▶ Work request A
Update the stretch of the forum thread on Android storage mounts from "What's the reason, is" through "restart the services?", replacing "services" with "daemons" throughout.
▶ Work request B
Write what comes next in the forum thread about Android storage mounts, picking up after its final sentence.
[[ Passage for review open ]]
Just some sidething here, I am a little baffled that the android media partition is mounted on so many places. It's mounted or symlinked at all of these places, it's hysterical:

/mnt/sdcard/ (symlink)

/data/sdcard/ (symlink)

/data/media/ (mount)

/home/nemo/android_storage (mount)

/opt/alien/sdcard/ (symlink)

/opt/alien/data/sdcard (symlink)

/opt/alien/data/media (mount)

What's the reason, is it because of the android nature?

And it makes it really hard to know what is taking up space on the internal card because of those mounts that are everywhere that reflects a size but it is actually mounted on the external.

And: Have I understood it right: If I want to either make a Backup.tar using the builtin backup tool, do I first stop all the alien services like described.

Then umount the mmcblk1, then issuing the mount -o subvolid=0 /dev/mmcblk1 /media/sdcard

and finally doing the backup to or from, and then finally umount the mmcblk1 one again,

and then restart the services?

Larswad ( 2015-05-12 18:01:45 +0300 )edit

Just a little comment to the update "MTP stopped working completely, tested Debian & Win7.": For me MTP stopped working only on the SD card. I can access my Phone Memory just fine, only folder "SD Card" is empty. Tried on Windows 7.

casanunda ( 2015-05-12 18:45:10 +0300 )edit

@Larswad you are getting confused by the fact that mmcblk1 is btrfs and has several subvolumes, they all show as "mmcblk1 is mounted to X" in /proc/mounts - there are no symlinks, this is all bindmounts (the same just for mounts, works a tad different than symlinks) - the /opt/alien* are bind-mounts for the aliendalvik chroot - df -h should give you an impression of what is where and how much space is left. <> for backups to work you stop the .path/.service/.mount only (systemctl stop ...) like described and nothing else! > then you open settings and go to backup (if you are in backup already you need to leave it as it is a program that initializes the proper path on startup). No need to start anything again either. If you want to use android stuff again just start it, it will take a couple of seconds but everything will be fine again.

@casanunda for me both work when stopping everything all together, for you too?

chemist ( 2015-05-12 20:25:36 +0300 )edit

Thanks. Yes, that part I get about btrfs, its like sub-partitions to the created volume. But nevertheless, all of these mountpoints (well some of those I listed DO show up as if they actually were symlinks, not bind mounts, because using ls -alh those are pointed with an arrow to the actual location). Anyhow, these are shown up on all these different places for the very same file system. I don't get the idea for each of these places? I CAN understand lets say /mnt/sdcard and /data/media, but the rest.. Why on the /opt locations as well (or vice versa, but not both)? The 'alien' hierarchy is duplicated under /opt, /data, /home/nemo/ /mnt/. The chroot should only need one of those places or?

Indeed the df -h gives me the space for the internal. But trying to find out if there are some places where data is taking up most space (maybe old junk or so) is difficult using du -hs since these alien mounts are all over the place, counting it into the result (Same goes for the Space Inspector app, it gets confused on its results).

But maybe, if I simply stop the service it will dismount them all... Then 'du -hs' won't count those parts.
[[ Passage for review closed ]]
[[ Data shown open ]]
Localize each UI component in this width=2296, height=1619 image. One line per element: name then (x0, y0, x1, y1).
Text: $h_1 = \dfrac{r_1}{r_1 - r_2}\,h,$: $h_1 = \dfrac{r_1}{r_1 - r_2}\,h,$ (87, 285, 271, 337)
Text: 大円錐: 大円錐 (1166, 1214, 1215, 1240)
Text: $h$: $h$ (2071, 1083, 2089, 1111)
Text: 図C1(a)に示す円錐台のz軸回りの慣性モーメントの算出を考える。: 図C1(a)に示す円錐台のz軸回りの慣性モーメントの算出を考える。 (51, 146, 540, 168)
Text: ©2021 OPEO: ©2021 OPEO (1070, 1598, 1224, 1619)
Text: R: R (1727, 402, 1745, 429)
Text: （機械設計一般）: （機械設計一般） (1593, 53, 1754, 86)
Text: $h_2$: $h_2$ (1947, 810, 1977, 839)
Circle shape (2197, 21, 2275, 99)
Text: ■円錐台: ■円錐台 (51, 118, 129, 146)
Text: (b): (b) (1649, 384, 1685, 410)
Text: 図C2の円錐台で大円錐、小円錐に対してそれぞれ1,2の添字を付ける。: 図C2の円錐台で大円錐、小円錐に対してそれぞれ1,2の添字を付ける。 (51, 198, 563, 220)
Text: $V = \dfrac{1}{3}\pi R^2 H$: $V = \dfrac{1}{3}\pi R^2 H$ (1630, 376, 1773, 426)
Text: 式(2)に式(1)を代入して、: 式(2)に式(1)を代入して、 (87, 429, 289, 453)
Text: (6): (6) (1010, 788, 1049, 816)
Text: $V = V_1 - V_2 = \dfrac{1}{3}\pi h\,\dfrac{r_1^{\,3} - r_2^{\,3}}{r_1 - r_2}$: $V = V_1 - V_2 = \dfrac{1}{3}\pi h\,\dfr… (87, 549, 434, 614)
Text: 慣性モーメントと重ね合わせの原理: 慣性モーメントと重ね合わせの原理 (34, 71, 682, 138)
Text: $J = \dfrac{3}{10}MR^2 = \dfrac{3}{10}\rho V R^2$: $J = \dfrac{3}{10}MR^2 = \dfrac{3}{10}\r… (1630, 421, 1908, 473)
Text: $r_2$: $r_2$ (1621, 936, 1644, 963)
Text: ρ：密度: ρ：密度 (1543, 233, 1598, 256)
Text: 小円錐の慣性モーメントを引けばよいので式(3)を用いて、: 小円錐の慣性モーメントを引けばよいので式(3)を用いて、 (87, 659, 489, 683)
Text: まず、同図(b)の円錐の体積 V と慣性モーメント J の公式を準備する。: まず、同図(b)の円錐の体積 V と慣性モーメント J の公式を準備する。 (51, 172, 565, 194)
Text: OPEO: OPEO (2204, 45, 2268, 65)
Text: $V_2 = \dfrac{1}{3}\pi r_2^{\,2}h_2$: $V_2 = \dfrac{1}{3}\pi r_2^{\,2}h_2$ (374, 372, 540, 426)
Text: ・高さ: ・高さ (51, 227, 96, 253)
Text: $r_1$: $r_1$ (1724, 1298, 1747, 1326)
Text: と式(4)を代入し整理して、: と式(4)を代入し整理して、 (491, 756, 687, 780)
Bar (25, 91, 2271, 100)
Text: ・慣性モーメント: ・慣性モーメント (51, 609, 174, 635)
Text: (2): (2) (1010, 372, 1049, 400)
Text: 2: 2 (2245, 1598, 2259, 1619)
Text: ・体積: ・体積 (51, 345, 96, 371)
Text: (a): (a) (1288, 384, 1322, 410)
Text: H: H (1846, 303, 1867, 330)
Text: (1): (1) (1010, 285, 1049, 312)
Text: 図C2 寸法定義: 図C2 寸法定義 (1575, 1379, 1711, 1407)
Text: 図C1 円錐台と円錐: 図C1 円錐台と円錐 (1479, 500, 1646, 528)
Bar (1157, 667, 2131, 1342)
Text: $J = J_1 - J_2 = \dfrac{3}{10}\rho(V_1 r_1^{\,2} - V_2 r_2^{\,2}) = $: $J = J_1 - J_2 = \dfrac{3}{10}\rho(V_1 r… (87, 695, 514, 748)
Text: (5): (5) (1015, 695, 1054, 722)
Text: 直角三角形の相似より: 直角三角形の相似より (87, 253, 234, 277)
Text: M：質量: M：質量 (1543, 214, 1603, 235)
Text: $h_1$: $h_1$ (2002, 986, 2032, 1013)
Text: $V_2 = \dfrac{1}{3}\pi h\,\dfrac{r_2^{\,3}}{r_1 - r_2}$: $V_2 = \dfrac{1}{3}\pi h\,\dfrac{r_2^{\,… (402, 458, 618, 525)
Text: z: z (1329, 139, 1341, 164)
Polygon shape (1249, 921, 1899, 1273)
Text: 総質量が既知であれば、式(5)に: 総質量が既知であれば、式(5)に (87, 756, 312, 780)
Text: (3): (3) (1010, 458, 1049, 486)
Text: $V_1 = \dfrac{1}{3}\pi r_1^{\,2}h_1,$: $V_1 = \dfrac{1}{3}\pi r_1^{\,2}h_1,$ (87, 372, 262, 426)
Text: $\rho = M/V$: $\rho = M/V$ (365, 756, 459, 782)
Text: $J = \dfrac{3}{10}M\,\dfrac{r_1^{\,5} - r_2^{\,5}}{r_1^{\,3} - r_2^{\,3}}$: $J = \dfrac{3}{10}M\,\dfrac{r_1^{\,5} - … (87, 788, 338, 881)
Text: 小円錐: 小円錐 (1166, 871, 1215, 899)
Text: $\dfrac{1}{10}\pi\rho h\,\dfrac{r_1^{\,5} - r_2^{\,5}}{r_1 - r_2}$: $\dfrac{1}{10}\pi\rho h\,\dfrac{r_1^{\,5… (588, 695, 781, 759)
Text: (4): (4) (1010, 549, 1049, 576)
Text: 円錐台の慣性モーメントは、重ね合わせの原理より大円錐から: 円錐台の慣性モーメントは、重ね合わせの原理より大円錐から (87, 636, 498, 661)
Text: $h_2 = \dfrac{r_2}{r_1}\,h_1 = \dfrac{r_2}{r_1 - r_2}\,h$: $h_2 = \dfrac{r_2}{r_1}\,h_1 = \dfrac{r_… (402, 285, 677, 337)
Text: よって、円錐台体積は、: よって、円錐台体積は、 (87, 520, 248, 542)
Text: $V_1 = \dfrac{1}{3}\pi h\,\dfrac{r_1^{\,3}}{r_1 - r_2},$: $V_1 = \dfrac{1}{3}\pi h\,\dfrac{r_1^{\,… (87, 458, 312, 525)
[[ Data shown closed ]]
▶ Task output A
What's the reason, is it because of the android nature?

And it makes it really hard to know what is taking up space on the internal card because of those mounts that are everywhere that reflects a size but it is actually mounted on the external.

And: Have I understood it right: If I want to either make a Backup.tar using the builtin backup tool, do I first stop all the alien daemons like described.

Then umount the mmcblk1, then issuing the mount -o subvolid=0 /dev/mmcblk1 /media/sdcard

and finally doing the backup to or from, and then finally umount the mmcblk1 one again,

and then restart the daemons?

▶ Task output B
Larswad ( 2015-05-13 15:47:25 +0300 )edit

@chemist: I see now heh, du -x is said to exclude other mounts, and by default it should ignore symlinks. That's good.

Larswad ( 2015-05-13 16:02:47 +0300 )edit

Maybe try a GUI app like space inspector if you aren't getting your way with du the /opt/alien duplication will not vanish, that is the chroot and gets bind-mounted only once on first start - the duplication is needed for said chroot. I have no idea what you are talking about symlink wise, there are symlinks for sdcard and stuff but they have nothing to do with those bind-mounts. Can it be that you maybe left lots of/all stuff in the internal /data/media? /data/media is what takes most of the space, there is all kinds of caches and userdata. Some handy things, du -hsx /data will show only the size of data without the from somewhere else mounted /data/media, while du -hsx /data/* will show all folders of /data with the sum of those subfolders also ignoring bindmounts below, both do not follow symlinks. So du -hsxc /* returns only the internal memory with a "total" at the end - no need to unmount or stop any services... for occupation of the android part of your uSD you have to look at du -hsxc /data/media/*

chemist ( 2015-05-13 16:14:42 +0300 )edit

@chemist: hmm, you may be right. This may be really old stuff, these symlinks that I see. may be some old attempts or something to get the android environment to 'see' the external sdcard (or something). I have no memory of particularly creating those symlinks, but I may be wrong.

Anyhow, there must be some other "duplication" going on as well, because the /data/data (or /opt/data/data which is the same) mounted on internal has the application data (900mb).

BUT, under /data/media/Android/data/ (or /opt/alien/data/media/Android/data) mounted on external there is ALSO application data (709mb). Which one is the right one? This is confusing. ANDROID is confusing. So, maybe according to this: http://android.stackexchange.com/questions/46926/android-folder-hierarchy The same app may have data on several location if its a big one?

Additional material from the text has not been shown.